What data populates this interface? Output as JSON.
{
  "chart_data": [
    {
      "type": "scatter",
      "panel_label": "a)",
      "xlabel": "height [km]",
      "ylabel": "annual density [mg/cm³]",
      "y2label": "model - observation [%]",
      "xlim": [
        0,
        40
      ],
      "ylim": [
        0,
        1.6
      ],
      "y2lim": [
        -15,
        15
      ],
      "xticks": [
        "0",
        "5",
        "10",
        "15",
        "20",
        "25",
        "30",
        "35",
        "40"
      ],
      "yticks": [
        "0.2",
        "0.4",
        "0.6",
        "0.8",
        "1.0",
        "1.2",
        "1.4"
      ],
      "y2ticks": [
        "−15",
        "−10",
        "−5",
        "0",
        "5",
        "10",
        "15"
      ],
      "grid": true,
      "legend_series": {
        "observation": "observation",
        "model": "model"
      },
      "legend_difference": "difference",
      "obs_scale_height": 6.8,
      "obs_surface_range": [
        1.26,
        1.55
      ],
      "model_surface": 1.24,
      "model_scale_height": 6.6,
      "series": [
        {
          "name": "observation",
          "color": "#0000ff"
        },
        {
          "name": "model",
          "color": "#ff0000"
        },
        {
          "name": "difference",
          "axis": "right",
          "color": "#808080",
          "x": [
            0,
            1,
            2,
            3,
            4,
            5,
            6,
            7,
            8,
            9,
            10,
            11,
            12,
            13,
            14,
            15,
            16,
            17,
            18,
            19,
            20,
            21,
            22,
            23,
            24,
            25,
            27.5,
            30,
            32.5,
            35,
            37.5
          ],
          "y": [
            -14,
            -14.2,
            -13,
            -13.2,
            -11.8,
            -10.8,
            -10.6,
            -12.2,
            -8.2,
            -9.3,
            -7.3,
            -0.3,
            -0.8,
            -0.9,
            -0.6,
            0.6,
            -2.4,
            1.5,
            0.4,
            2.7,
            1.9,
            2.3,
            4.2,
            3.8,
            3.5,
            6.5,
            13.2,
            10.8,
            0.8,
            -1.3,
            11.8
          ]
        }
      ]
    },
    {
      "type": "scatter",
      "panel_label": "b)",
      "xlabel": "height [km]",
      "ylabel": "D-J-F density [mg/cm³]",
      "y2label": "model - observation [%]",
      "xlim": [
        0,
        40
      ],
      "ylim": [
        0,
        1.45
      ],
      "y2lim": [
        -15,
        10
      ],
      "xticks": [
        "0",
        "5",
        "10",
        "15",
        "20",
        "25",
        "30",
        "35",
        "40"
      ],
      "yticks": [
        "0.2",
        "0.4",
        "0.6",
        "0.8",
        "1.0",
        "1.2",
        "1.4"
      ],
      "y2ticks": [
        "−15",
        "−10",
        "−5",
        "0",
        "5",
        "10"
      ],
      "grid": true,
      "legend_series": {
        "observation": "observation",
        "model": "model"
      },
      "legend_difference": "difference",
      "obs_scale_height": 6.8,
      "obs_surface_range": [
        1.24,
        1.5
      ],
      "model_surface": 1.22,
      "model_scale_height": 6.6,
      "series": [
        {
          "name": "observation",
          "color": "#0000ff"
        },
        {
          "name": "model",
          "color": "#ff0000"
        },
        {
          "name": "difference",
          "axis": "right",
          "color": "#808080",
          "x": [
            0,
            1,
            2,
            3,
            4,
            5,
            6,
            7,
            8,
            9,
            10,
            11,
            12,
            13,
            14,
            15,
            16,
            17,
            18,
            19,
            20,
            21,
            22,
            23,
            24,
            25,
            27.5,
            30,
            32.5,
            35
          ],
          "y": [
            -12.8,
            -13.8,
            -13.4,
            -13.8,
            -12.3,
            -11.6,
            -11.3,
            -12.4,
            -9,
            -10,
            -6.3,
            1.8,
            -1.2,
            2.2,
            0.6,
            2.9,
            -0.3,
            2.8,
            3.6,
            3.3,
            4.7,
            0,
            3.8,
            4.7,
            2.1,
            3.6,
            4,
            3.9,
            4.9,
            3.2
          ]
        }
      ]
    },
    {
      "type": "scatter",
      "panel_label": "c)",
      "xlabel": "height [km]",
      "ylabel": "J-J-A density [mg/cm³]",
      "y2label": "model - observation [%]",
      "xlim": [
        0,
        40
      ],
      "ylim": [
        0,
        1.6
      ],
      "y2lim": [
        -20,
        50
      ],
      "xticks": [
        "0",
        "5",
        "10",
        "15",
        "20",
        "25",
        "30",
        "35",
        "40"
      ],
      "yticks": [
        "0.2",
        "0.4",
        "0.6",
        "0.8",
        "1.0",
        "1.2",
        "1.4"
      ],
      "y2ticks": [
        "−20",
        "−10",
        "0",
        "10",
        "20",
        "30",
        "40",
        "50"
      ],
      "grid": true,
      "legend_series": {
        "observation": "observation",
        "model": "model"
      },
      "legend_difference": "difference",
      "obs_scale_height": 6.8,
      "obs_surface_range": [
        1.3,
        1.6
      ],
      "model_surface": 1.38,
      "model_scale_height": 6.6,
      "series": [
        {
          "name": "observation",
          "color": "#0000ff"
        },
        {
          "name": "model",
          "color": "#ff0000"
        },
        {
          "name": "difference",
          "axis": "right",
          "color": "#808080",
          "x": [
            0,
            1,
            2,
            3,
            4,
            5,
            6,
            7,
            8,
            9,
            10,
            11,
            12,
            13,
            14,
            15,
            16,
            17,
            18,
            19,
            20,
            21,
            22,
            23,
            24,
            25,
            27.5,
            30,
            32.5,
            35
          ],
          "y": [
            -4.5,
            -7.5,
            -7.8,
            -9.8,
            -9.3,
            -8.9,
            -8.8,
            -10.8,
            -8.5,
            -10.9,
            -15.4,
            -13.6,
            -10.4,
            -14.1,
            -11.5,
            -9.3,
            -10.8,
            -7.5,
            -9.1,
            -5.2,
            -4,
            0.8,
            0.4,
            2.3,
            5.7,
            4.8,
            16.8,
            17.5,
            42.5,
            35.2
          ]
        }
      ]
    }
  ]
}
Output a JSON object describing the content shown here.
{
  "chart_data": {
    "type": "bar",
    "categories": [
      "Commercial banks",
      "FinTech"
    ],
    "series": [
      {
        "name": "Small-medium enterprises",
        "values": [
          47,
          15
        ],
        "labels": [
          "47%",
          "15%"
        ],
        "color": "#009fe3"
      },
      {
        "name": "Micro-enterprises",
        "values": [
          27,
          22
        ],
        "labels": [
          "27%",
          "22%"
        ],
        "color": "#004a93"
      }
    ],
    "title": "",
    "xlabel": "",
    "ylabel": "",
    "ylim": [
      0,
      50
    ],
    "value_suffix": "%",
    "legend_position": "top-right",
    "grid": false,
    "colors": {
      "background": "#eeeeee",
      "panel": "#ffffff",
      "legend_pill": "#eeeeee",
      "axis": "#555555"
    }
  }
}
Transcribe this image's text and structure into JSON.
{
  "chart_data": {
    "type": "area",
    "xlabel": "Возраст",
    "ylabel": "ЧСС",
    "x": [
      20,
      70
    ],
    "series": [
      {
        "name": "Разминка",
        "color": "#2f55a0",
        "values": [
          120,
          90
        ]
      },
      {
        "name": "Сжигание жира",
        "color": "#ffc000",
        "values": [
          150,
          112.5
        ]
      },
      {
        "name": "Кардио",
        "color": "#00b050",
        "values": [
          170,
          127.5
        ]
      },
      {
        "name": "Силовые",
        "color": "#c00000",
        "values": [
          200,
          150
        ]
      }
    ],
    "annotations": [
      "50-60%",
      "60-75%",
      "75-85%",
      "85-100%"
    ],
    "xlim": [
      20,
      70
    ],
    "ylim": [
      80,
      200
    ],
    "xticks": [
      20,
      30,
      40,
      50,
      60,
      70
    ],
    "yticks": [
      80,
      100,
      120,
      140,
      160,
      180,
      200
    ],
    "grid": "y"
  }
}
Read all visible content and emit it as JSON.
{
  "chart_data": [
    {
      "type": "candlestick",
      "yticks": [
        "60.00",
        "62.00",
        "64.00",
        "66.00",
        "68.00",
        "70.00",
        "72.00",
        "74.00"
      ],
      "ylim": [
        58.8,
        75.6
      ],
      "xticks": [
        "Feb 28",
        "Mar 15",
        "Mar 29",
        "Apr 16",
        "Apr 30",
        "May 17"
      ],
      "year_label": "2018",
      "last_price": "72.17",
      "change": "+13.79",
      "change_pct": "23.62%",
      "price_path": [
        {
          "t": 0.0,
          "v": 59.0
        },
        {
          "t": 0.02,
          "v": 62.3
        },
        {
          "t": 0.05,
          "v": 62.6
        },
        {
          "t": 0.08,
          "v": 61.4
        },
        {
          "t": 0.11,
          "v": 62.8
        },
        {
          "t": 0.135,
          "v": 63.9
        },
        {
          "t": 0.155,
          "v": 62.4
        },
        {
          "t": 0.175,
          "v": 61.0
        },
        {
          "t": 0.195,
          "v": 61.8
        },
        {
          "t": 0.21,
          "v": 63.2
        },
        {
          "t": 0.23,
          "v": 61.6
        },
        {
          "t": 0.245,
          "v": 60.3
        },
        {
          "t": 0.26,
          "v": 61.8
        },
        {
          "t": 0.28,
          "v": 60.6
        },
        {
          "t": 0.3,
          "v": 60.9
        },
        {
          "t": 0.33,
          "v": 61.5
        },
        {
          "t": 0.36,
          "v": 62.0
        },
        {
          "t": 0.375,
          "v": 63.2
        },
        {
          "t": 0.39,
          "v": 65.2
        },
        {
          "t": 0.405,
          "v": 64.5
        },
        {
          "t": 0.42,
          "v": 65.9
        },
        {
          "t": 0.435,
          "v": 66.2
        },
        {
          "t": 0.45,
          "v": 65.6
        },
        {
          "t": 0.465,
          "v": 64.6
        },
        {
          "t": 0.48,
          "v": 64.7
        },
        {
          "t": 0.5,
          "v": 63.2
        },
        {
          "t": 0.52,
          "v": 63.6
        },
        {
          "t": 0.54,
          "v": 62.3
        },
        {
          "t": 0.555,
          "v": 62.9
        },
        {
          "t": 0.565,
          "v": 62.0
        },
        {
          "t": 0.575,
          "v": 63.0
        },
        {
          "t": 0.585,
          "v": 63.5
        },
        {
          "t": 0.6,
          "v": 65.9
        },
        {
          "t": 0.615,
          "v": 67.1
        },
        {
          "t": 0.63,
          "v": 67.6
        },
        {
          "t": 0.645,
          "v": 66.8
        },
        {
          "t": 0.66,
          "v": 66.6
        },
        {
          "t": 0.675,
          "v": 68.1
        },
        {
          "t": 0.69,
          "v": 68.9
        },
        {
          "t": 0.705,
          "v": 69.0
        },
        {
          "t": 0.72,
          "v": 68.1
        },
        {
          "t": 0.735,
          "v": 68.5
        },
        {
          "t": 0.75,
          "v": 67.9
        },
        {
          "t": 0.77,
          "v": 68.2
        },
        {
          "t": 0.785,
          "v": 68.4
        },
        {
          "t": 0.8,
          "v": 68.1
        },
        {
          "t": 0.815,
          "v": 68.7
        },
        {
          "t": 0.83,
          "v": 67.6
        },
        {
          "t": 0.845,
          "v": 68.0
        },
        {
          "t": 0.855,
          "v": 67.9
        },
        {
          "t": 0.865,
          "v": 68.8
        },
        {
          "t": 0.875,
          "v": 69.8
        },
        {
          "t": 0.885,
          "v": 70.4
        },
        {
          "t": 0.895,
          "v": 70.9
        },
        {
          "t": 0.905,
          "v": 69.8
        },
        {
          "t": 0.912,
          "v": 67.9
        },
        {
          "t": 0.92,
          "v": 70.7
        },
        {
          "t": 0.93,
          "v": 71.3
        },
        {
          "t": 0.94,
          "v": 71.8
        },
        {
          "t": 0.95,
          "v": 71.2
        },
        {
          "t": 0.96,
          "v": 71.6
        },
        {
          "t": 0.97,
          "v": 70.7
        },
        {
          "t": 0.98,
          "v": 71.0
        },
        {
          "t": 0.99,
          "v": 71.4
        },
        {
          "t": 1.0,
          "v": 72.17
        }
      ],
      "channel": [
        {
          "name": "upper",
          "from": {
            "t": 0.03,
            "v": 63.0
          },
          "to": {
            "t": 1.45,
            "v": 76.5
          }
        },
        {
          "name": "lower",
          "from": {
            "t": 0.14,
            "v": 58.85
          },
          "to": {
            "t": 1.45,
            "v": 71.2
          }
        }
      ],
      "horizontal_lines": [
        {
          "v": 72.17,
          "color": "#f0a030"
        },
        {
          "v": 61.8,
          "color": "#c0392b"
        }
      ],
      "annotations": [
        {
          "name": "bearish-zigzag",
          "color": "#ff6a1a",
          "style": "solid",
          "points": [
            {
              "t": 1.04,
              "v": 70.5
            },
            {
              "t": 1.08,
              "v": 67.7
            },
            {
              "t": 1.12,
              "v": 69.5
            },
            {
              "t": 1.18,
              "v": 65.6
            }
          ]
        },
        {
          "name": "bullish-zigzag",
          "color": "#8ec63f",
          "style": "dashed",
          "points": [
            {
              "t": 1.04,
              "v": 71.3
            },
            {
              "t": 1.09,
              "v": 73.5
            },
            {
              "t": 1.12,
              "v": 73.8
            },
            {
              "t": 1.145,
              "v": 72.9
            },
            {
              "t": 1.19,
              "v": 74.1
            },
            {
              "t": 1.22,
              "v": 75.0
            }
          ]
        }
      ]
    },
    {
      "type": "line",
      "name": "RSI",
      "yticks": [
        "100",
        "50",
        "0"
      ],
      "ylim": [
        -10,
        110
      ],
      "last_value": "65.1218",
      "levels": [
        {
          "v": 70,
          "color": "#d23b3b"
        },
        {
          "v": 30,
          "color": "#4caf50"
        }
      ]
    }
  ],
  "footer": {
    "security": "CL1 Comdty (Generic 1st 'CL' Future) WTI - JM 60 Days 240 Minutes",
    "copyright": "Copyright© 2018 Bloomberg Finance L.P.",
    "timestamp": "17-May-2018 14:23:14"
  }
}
***
→ **Given exercise**:
Using the records above, list each line that includes "density".

→ **Solution to the problem**:
      "ylabel": "annual density [mg/cm³]",
      "ylabel": "D-J-F density [mg/cm³]",
      "ylabel": "J-J-A density [mg/cm³]",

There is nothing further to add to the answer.